## Instruction
All material below is to be reproduced exactly.

_ _ _ _

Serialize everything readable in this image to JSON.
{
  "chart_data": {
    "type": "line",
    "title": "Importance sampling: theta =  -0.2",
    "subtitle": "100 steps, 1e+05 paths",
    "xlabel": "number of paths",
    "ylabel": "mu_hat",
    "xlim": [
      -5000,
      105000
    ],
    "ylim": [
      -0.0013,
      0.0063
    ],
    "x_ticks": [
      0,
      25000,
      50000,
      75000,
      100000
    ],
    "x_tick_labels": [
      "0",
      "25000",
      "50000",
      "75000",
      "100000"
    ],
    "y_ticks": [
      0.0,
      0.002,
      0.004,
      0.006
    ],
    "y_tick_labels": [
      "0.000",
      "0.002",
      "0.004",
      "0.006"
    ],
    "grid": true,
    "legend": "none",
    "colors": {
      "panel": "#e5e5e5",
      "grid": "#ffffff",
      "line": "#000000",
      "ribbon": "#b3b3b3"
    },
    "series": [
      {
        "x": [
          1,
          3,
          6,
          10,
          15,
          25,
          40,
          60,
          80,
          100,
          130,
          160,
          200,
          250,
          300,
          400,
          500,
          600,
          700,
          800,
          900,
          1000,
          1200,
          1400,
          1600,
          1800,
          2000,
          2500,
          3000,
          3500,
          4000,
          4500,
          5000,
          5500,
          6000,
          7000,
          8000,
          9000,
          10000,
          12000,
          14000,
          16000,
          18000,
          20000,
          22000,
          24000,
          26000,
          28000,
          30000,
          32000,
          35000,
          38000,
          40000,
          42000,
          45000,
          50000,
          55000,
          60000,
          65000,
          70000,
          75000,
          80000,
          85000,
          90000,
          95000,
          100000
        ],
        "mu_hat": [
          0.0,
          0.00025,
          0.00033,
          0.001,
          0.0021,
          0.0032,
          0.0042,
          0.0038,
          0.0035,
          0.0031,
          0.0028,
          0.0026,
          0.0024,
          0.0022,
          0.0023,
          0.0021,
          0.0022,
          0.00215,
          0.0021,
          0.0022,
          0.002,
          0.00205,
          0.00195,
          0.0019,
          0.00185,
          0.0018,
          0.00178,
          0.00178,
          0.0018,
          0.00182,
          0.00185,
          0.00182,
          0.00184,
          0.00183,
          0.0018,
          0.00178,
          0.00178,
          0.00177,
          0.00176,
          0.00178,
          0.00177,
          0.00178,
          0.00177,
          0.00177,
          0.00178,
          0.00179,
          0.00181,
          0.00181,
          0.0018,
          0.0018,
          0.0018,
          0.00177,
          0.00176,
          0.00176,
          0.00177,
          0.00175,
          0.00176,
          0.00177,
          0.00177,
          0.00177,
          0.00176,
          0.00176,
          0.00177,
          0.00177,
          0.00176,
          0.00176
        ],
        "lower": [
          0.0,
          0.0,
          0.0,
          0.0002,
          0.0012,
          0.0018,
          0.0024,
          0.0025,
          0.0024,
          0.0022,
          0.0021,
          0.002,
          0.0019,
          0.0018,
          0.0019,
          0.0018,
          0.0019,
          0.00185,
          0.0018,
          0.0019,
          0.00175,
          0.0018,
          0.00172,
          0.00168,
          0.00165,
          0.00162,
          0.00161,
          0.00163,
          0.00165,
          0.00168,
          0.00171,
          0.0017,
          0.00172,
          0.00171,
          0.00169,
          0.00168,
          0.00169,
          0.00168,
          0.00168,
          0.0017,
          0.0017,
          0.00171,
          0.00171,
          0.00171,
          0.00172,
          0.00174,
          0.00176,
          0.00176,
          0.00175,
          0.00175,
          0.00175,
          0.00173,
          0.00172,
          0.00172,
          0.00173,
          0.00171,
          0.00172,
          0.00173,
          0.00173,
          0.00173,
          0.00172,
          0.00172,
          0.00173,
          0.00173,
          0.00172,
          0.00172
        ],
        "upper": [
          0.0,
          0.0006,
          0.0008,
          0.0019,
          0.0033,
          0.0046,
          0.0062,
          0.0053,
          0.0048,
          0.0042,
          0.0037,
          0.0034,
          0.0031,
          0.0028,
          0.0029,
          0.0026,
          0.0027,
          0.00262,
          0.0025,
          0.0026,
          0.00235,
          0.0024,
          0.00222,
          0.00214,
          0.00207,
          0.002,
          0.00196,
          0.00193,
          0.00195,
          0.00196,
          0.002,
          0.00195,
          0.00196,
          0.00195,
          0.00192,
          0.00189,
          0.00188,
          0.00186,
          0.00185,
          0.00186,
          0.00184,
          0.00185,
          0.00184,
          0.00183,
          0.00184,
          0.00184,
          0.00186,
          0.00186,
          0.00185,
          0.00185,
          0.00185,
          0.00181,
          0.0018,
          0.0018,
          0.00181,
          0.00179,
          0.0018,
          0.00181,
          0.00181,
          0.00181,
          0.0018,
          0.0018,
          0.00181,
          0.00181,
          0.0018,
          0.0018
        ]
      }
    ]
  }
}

_ _ _ _

## Final result
Serialize everything readable in this image to JSON.
{
  "chart_data": {
    "type": "line",
    "title": "Importance sampling: theta =  -0.2",
    "subtitle": "100 steps, 1e+05 paths",
    "xlabel": "number of paths",
    "ylabel": "mu_hat",
    "xlim": [
      -5000,
      105000
    ],
    "ylim": [
      -0.0013,
      0.0063
    ],
    "x_ticks": [
      0,
      25000,
      50000,
      75000,
      100000
    ],
    "x_tick_labels": [
      "0",
      "25000",
      "50000",
      "75000",
      "100000"
    ],
    "y_ticks": [
      0.0,
      0.002,
      0.004,
      0.006
    ],
    "y_tick_labels": [
      "0.000",
      "0.002",
      "0.004",
      "0.006"
    ],
    "grid": true,
    "legend": "none",
    "colors": {
      "panel": "#e5e5e5",
      "grid": "#ffffff",
      "line": "#000000",
      "ribbon": "#b3b3b3"
    },
    "series": [
      {
        "x": [
          1,
          3,
          6,
          10,
          15,
          25,
          40,
          60,
          80,
          100,
          130,
          160,
          200,
          250,
          300,
          400,
          500,
          600,
          700,
          800,
          900,
          1000,
          1200,
          1400,
          1600,
          1800,
          2000,
          2500,
          3000,
          3500,
          4000,
          4500,
          5000,
          5500,
          6000,
          7000,
          8000,
          9000,
          10000,
          12000,
          14000,
          16000,
          18000,
          20000,
          22000,
          24000,
          26000,
          28000,
          30000,
          32000,
          35000,
          38000,
          40000,
          42000,
          45000,
          50000,
          55000,
          60000,
          65000,
          70000,
          75000,
          80000,
          85000,
          90000,
          95000,
          100000
        ],
        "mu_hat": [
          0.0,
          0.00025,
          0.00033,
          0.001,
          0.0021,
          0.0032,
          0.0042,
          0.0038,
          0.0035,
          0.0031,
          0.0028,
          0.0026,
          0.0024,
          0.0022,
          0.0023,
          0.0021,
          0.0022,
          0.00215,
          0.0021,
          0.0022,
          0.002,
          0.00205,
          0.00195,
          0.0019,
          0.00185,
          0.0018,
          0.00178,
          0.00178,
          0.0018,
          0.00182,
          0.00185,
          0.00182,
          0.00184,
          0.00183,
          0.0018,
          0.00178,
          0.00178,
          0.00177,
          0.00176,
          0.00178,
          0.00177,
          0.00178,
          0.00177,
          0.00177,
          0.00178,
          0.00179,
          0.00181,
          0.00181,
          0.0018,
          0.0018,
          0.0018,
          0.00177,
          0.00176,
          0.00176,
          0.00177,
          0.00175,
          0.00176,
          0.00177,
          0.00177,
          0.00177,
          0.00176,
          0.00176,
          0.00177,
          0.00177,
          0.00176,
          0.00176
        ],
        "lower": [
          0.0,
          0.0,
          0.0,
          0.0002,
          0.0012,
          0.0018,
          0.0024,
          0.0025,
          0.0024,
          0.0022,
          0.0021,
          0.002,
          0.0019,
          0.0018,
          0.0019,
          0.0018,
          0.0019,
          0.00185,
          0.0018,
          0.0019,
          0.00175,
          0.0018,
          0.00172,
          0.00168,
          0.00165,
          0.00162,
          0.00161,
          0.00163,
          0.00165,
          0.00168,
          0.00171,
          0.0017,
          0.00172,
          0.00171,
          0.00169,
          0.00168,
          0.00169,
          0.00168,
          0.00168,
          0.0017,
          0.0017,
          0.00171,
          0.00171,
          0.00171,
          0.00172,
          0.00174,
          0.00176,
          0.00176,
          0.00175,
          0.00175,
          0.00175,
          0.00173,
          0.00172,
          0.00172,
          0.00173,
          0.00171,
          0.00172,
          0.00173,
          0.00173,
          0.00173,
          0.00172,
          0.00172,
          0.00173,
          0.00173,
          0.00172,
          0.00172
        ],
        "upper": [
          0.0,
          0.0006,
          0.0008,
          0.0019,
          0.0033,
          0.0046,
          0.0062,
          0.0053,
          0.0048,
          0.0042,
          0.0037,
          0.0034,
          0.0031,
          0.0028,
          0.0029,
          0.0026,
          0.0027,
          0.00262,
          0.0025,
          0.0026,
          0.00235,
          0.0024,
          0.00222,
          0.00214,
          0.00207,
          0.002,
          0.00196,
          0.00193,
          0.00195,
          0.00196,
          0.002,
          0.00195,
          0.00196,
          0.00195,
          0.00192,
          0.00189,
          0.00188,
          0.00186,
          0.00185,
          0.00186,
          0.00184,
          0.00185,
          0.00184,
          0.00183,
          0.00184,
          0.00184,
          0.00186,
          0.00186,
          0.00185,
          0.00185,
          0.00185,
          0.00181,
          0.0018,
          0.0018,
          0.00181,
          0.00179,
          0.0018,
          0.00181,
          0.00181,
          0.00181,
          0.0018,
          0.0018,
          0.00181,
          0.00181,
          0.0018,
          0.0018
        ]
      }
    ]
  }
}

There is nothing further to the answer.